EXERCISES
• A. In the essay on Christmas and Catholic faith, how long did the writer's conservative Catholic phase last?
• B. Continue the essay on Christmas and Catholic faith from its last sentence.

Only recently have I come to accept Christmas as a secular holiday. Because of my religious awakening in high school and the subsequent falling out I had with God in college, its symbols and stories were too freighted with meaning for me just to enjoy the pretty colors.
But I used to be a true believer. My parents made sure all five of their children were baptized and went to catechism until they had their first communion, which among Catholics is the first time a child receives the body of Christ in the form of unleavened bread and His blood in the form of wine.
For those who may not know, Catholics (like I was) are taught that, when consecrated by a priest, a thin piece of bread that looks like a Vanilla Wafer that’s been left out in the sun and tastes like glue smells is the body of the messiah.
For some reason, this doctrine of “transubstantiation” was always the most difficult for me to accept — even during my conservative Catholic phase, which lasted from my sophomore year of high school until my second year of college. Perhaps it shouldn’t have been so hard, given the other things I thought at the time. If you believe in the virgin birth of Christ, the miracles He performed — see, my feelings toward religion are so ambivalent I questioned whether capitalizing “He” would constitute a betrayal of my values — that a man rose from the dead after three days and then ascended to heaven, it shouldn’t have been such a stretch.

DATASET ROWS

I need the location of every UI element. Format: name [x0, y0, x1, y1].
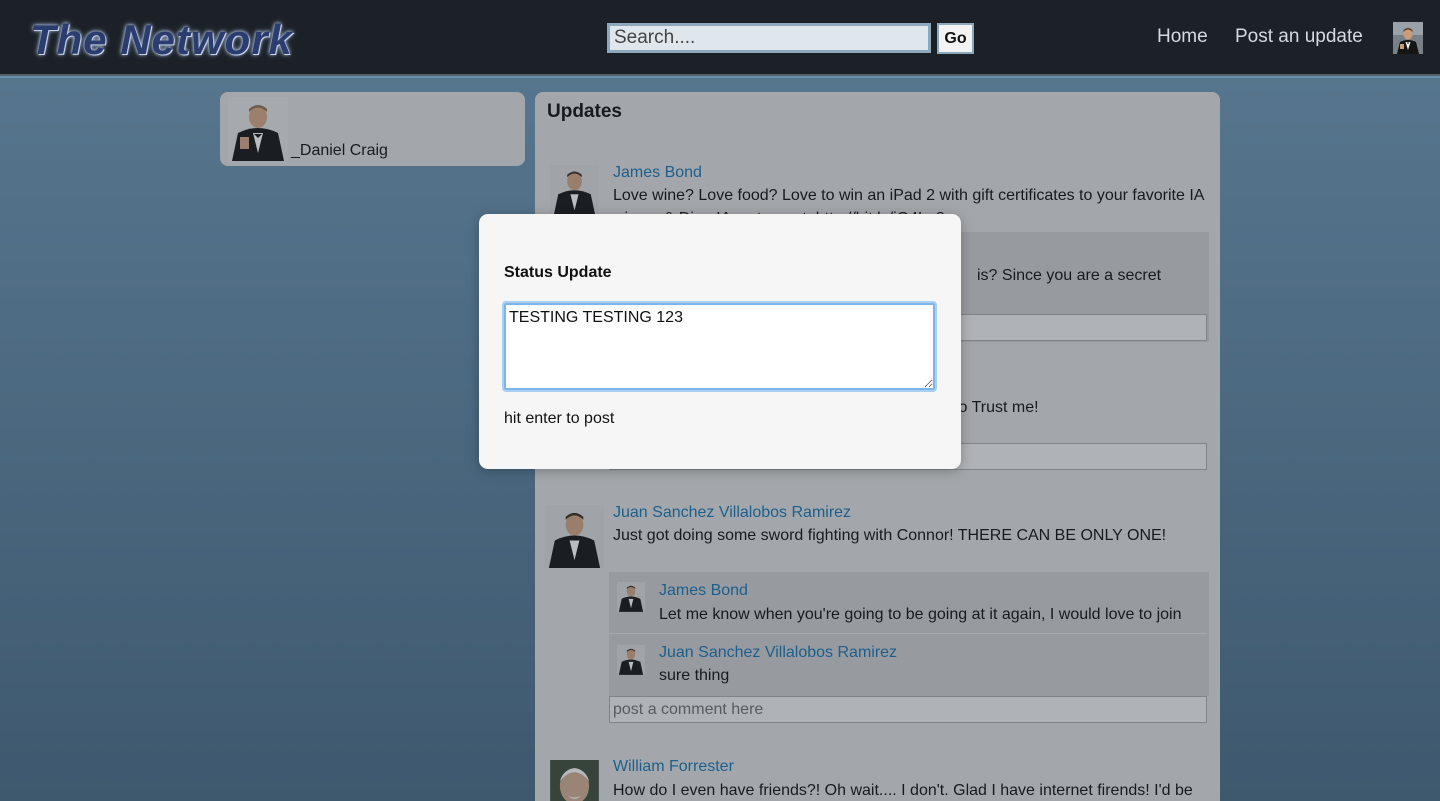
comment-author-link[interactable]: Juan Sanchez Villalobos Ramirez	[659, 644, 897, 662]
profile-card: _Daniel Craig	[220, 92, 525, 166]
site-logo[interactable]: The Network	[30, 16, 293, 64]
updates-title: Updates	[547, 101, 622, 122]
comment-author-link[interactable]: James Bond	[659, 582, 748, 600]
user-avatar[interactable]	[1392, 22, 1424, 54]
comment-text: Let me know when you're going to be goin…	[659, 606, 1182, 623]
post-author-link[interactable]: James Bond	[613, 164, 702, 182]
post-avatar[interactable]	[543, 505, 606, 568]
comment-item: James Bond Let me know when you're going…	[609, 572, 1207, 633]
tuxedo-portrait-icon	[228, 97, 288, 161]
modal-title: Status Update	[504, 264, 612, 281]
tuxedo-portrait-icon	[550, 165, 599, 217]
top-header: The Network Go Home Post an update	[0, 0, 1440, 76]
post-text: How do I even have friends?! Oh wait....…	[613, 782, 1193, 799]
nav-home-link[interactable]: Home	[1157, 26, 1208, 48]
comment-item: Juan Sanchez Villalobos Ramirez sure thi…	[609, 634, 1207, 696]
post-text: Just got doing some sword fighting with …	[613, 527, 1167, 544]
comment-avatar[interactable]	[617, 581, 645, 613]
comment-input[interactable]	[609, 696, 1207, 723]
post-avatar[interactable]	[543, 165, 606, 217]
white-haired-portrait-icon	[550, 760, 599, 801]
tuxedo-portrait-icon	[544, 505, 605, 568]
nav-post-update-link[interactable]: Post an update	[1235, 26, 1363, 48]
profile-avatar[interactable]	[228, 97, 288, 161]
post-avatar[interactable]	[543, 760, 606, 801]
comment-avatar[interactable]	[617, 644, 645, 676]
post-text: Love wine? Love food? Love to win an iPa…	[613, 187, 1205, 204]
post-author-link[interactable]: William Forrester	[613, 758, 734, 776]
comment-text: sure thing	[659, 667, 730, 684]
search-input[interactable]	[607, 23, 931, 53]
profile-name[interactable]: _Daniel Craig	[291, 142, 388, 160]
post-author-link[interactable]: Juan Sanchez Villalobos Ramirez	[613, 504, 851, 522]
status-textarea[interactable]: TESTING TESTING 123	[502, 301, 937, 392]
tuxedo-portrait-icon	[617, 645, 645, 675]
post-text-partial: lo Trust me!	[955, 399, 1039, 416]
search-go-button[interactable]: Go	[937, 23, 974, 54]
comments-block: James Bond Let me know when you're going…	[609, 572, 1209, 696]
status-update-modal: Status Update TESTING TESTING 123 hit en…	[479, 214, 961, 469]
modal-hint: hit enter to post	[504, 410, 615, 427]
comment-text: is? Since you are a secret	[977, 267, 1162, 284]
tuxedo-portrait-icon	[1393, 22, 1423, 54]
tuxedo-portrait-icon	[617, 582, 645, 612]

ANSWERS TO THE EXERCISES
• A. It lasted from the writer's sophomore year of high school until the second year of college.

• B.
For a gay teen not ready to come to terms with his sexuality, the Church’s teachings about homosexuality also offered a convenient way to hide. I wasn’t attracted to women, but the expectation of sexual purity took sexuality out of the picture — I could simply ignore my attraction to men.
My attraction to religion wasn’t all about self-hatred, though. Catholicism was the first intellectual tradition I was introduced to. Growing up on the U.S.-Mexico border in Arizona, where no one I know reads the uppity New Yorker, the writings of Saint Augustin, Saint Thomas Aquinas and Blaise Pascal provided a rich lens through which I could view and parse the world. During high school I spent many a late night discussing theology with my grandmother, a devout Catholic and the person who is most like me in the family.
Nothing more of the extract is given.